%%

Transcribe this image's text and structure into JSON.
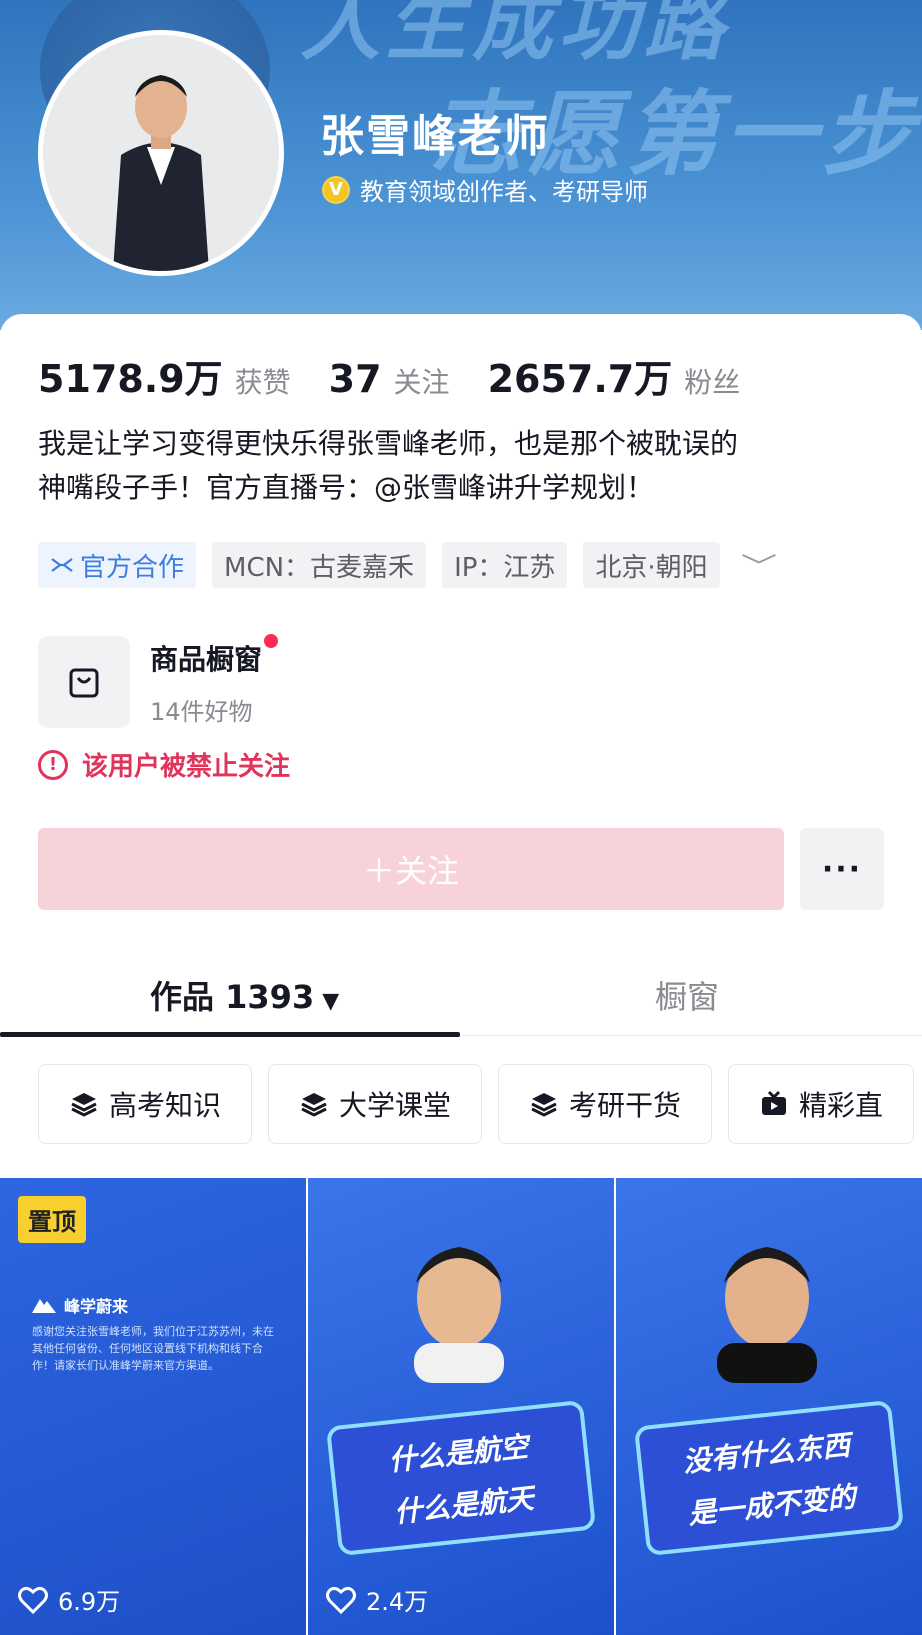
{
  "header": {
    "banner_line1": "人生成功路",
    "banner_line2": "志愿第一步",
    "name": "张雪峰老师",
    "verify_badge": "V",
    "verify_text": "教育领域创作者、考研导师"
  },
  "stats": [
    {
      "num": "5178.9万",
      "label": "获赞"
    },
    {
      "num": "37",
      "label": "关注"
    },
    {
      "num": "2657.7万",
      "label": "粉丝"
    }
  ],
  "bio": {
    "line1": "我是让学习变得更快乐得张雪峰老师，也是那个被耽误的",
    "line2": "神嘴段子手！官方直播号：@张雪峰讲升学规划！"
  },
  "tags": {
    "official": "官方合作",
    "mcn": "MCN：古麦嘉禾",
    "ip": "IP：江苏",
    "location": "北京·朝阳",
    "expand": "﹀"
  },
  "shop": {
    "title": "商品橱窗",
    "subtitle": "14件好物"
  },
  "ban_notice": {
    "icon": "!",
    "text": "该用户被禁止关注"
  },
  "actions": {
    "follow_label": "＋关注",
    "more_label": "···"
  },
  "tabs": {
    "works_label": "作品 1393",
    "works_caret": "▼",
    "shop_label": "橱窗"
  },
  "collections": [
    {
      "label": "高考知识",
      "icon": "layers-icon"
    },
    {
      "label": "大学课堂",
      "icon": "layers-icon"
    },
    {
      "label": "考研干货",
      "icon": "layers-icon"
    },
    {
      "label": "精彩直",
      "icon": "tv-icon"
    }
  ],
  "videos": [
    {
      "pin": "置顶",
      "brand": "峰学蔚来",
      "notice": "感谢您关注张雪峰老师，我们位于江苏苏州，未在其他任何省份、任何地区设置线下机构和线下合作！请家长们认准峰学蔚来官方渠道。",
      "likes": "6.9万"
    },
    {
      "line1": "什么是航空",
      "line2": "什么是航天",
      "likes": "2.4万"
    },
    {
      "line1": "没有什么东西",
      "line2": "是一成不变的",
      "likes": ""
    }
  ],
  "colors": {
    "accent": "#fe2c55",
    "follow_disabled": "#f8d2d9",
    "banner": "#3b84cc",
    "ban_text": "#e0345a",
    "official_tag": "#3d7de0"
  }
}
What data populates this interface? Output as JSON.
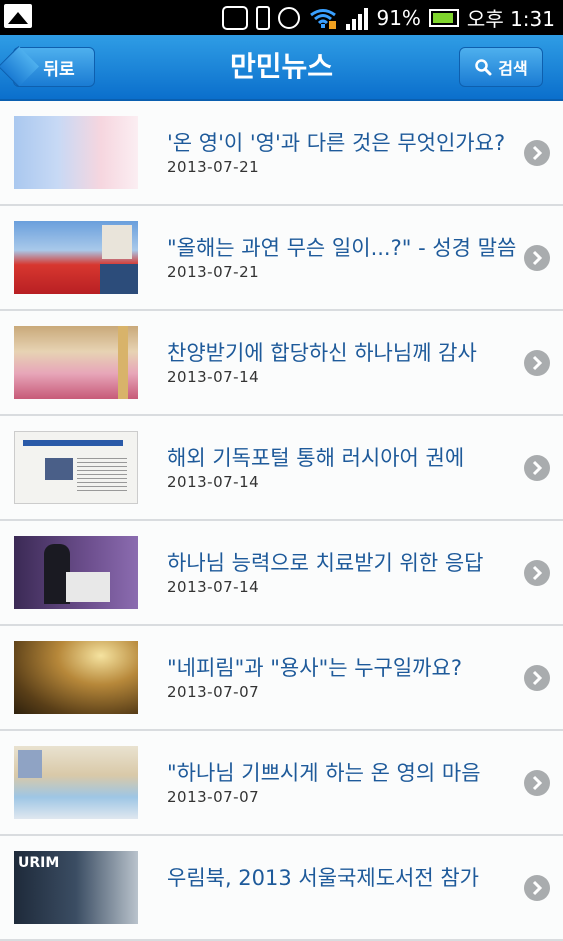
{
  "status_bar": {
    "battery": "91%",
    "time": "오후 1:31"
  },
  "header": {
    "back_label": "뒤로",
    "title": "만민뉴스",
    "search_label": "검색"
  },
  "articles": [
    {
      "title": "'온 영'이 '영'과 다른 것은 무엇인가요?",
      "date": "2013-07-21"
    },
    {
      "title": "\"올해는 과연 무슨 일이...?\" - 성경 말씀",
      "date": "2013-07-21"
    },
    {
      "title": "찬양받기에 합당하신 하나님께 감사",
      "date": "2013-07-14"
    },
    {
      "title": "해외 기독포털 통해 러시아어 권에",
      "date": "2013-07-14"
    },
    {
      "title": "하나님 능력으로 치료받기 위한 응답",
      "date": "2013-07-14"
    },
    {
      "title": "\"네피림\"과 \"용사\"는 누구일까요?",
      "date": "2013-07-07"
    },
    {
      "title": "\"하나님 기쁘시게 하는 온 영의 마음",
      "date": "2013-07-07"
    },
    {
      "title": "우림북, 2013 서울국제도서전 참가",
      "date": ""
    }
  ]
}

%%

__Set exercise__: Output the entries above exactly, without their pictures.

__Solution for this exercise__:
Transcribe this image's text and structure into JSON.
{
  "header": {
    "banner_line1": "人生成功路",
    "banner_line2": "志愿第一步",
    "name": "张雪峰老师",
    "verify_badge": "V",
    "verify_text": "教育领域创作者、考研导师"
  },
  "stats": [
    {
      "num": "5178.9万",
      "label": "获赞"
    },
    {
      "num": "37",
      "label": "关注"
    },
    {
      "num": "2657.7万",
      "label": "粉丝"
    }
  ],
  "bio": {
    "line1": "我是让学习变得更快乐得张雪峰老师，也是那个被耽误的",
    "line2": "神嘴段子手！官方直播号：@张雪峰讲升学规划！"
  },
  "tags": {
    "official": "官方合作",
    "mcn": "MCN：古麦嘉禾",
    "ip": "IP：江苏",
    "location": "北京·朝阳",
    "expand": "﹀"
  },
  "shop": {
    "title": "商品橱窗",
    "subtitle": "14件好物"
  },
  "ban_notice": {
    "icon": "!",
    "text": "该用户被禁止关注"
  },
  "actions": {
    "follow_label": "＋关注",
    "more_label": "···"
  },
  "tabs": {
    "works_label": "作品 1393",
    "works_caret": "▼",
    "shop_label": "橱窗"
  },
  "collections": [
    {
      "label": "高考知识",
      "icon": "layers-icon"
    },
    {
      "label": "大学课堂",
      "icon": "layers-icon"
    },
    {
      "label": "考研干货",
      "icon": "layers-icon"
    },
    {
      "label": "精彩直",
      "icon": "tv-icon"
    }
  ],
  "videos": [
    {
      "pin": "置顶",
      "brand": "峰学蔚来",
      "notice": "感谢您关注张雪峰老师，我们位于江苏苏州，未在其他任何省份、任何地区设置线下机构和线下合作！请家长们认准峰学蔚来官方渠道。",
      "likes": "6.9万"
    },
    {
      "line1": "什么是航空",
      "line2": "什么是航天",
      "likes": "2.4万"
    },
    {
      "line1": "没有什么东西",
      "line2": "是一成不变的",
      "likes": ""
    }
  ],
  "colors": {
    "accent": "#fe2c55",
    "follow_disabled": "#f8d2d9",
    "banner": "#3b84cc",
    "ban_text": "#e0345a",
    "official_tag": "#3d7de0"
  }
}
What data populates this interface? Output as JSON.
{
  "status_bar": {
    "battery": "91%",
    "time": "오후 1:31"
  },
  "header": {
    "back_label": "뒤로",
    "title": "만민뉴스",
    "search_label": "검색"
  },
  "articles": [
    {
      "title": "'온 영'이 '영'과 다른 것은 무엇인가요?",
      "date": "2013-07-21"
    },
    {
      "title": "\"올해는 과연 무슨 일이...?\" - 성경 말씀",
      "date": "2013-07-21"
    },
    {
      "title": "찬양받기에 합당하신 하나님께 감사",
      "date": "2013-07-14"
    },
    {
      "title": "해외 기독포털 통해 러시아어 권에",
      "date": "2013-07-14"
    },
    {
      "title": "하나님 능력으로 치료받기 위한 응답",
      "date": "2013-07-14"
    },
    {
      "title": "\"네피림\"과 \"용사\"는 누구일까요?",
      "date": "2013-07-07"
    },
    {
      "title": "\"하나님 기쁘시게 하는 온 영의 마음",
      "date": "2013-07-07"
    },
    {
      "title": "우림북, 2013 서울국제도서전 참가",
      "date": ""
    }
  ]
}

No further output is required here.